### THE REQUEST
Transcribe the stretch of the records from the very first line through the line that contains "Text: Interdomain", reproducing every line verbatim.

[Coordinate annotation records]
>> BEGIN

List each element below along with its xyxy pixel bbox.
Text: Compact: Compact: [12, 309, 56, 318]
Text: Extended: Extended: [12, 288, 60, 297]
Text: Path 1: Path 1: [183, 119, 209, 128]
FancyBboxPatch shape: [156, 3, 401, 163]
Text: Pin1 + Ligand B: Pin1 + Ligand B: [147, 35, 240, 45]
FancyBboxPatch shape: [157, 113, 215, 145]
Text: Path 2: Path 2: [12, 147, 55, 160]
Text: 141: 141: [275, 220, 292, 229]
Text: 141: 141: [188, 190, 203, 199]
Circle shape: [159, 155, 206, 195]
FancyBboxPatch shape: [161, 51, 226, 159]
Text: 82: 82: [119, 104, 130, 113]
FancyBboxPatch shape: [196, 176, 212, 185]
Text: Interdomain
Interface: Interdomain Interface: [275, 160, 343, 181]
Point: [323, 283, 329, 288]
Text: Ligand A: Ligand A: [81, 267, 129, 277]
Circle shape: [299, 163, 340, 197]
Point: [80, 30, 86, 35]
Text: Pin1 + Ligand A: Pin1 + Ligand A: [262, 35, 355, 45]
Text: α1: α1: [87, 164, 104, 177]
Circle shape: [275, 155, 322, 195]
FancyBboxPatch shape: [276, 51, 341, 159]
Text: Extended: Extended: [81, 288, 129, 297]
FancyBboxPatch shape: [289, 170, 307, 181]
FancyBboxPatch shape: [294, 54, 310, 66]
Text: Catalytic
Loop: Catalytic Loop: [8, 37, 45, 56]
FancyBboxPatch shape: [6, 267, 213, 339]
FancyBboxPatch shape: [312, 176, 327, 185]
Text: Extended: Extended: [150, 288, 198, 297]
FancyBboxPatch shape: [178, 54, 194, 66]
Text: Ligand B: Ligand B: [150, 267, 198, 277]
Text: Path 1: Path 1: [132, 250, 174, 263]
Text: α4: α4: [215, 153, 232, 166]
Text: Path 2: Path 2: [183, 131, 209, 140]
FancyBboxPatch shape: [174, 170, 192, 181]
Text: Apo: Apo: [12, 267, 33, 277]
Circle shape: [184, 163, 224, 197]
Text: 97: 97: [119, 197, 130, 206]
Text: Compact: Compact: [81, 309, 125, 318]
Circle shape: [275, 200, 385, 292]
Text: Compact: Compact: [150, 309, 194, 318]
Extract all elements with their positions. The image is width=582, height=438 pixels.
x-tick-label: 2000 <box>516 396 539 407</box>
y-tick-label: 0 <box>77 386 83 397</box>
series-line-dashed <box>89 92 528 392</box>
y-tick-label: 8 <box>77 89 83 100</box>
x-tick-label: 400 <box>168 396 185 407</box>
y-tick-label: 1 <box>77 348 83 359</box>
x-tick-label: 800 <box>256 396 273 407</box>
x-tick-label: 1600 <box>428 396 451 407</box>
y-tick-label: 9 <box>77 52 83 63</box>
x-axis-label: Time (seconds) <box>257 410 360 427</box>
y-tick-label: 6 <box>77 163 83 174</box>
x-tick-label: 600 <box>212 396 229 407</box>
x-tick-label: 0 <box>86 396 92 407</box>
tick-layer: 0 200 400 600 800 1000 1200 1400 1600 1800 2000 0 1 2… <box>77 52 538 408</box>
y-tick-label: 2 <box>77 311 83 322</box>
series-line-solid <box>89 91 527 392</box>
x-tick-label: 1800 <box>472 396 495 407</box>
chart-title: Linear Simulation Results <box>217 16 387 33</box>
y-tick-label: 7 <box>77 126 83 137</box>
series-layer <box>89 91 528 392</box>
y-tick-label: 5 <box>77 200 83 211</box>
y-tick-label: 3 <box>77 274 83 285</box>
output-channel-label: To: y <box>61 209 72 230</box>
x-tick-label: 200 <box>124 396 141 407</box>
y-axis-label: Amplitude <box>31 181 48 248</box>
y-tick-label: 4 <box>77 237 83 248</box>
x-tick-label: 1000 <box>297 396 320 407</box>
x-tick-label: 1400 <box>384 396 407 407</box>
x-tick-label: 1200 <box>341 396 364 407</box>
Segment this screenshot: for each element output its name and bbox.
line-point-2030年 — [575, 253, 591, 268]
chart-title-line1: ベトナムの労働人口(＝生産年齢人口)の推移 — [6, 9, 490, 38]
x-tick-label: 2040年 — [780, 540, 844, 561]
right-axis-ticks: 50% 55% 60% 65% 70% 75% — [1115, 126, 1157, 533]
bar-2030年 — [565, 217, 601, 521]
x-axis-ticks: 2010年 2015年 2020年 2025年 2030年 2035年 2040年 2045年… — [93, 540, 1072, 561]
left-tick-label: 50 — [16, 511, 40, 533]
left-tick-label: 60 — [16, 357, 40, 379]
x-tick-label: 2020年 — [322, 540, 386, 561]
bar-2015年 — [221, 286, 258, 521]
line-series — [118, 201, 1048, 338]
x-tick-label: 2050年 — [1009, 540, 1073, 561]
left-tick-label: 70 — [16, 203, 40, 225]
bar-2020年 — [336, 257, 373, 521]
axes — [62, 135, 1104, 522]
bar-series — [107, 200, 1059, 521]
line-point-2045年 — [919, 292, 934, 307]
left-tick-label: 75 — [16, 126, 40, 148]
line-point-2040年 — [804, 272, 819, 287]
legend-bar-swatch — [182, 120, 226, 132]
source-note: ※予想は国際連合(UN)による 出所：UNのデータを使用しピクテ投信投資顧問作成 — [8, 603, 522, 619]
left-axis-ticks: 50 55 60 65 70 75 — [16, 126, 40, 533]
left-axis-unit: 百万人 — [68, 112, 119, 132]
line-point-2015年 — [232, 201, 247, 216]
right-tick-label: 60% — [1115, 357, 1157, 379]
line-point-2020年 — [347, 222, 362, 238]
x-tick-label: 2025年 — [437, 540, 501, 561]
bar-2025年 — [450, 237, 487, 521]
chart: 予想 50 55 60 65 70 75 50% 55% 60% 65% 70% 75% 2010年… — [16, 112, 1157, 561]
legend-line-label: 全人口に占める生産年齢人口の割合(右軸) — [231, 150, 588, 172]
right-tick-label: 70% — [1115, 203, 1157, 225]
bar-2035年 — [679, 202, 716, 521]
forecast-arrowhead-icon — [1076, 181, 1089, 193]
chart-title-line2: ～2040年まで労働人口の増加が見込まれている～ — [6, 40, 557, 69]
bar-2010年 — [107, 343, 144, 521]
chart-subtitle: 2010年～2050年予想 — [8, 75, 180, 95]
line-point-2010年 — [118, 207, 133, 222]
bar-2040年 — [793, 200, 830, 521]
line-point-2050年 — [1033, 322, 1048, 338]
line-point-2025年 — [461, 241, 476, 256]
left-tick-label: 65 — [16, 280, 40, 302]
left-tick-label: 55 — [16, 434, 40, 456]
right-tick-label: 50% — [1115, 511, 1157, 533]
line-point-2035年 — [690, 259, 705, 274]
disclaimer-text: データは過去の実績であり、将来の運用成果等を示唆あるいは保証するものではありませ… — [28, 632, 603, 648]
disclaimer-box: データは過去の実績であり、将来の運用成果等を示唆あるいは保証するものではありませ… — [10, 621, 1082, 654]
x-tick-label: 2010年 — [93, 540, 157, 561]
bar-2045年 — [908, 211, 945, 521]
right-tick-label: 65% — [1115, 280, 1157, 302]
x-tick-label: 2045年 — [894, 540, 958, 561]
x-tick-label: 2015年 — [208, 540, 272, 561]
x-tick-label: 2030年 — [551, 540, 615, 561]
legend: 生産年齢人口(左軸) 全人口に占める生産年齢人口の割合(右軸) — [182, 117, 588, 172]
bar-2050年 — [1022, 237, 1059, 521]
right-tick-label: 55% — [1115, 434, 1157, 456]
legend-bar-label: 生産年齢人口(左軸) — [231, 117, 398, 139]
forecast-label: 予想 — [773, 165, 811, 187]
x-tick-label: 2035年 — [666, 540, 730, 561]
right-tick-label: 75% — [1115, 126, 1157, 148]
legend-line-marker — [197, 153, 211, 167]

>> END

### RESULT OF THIS EXERCISE
List each element below along with its xyxy pixel bbox.
Text: Compact: Compact: [12, 309, 56, 318]
Text: Extended: Extended: [12, 288, 60, 297]
Text: Path 1: Path 1: [183, 119, 209, 128]
FancyBboxPatch shape: [156, 3, 401, 163]
Text: Pin1 + Ligand B: Pin1 + Ligand B: [147, 35, 240, 45]
FancyBboxPatch shape: [157, 113, 215, 145]
Text: Path 2: Path 2: [12, 147, 55, 160]
Text: 141: 141: [275, 220, 292, 229]
Text: 141: 141: [188, 190, 203, 199]
Circle shape: [159, 155, 206, 195]
FancyBboxPatch shape: [161, 51, 226, 159]
Text: 82: 82: [119, 104, 130, 113]
FancyBboxPatch shape: [196, 176, 212, 185]
Text: Interdomain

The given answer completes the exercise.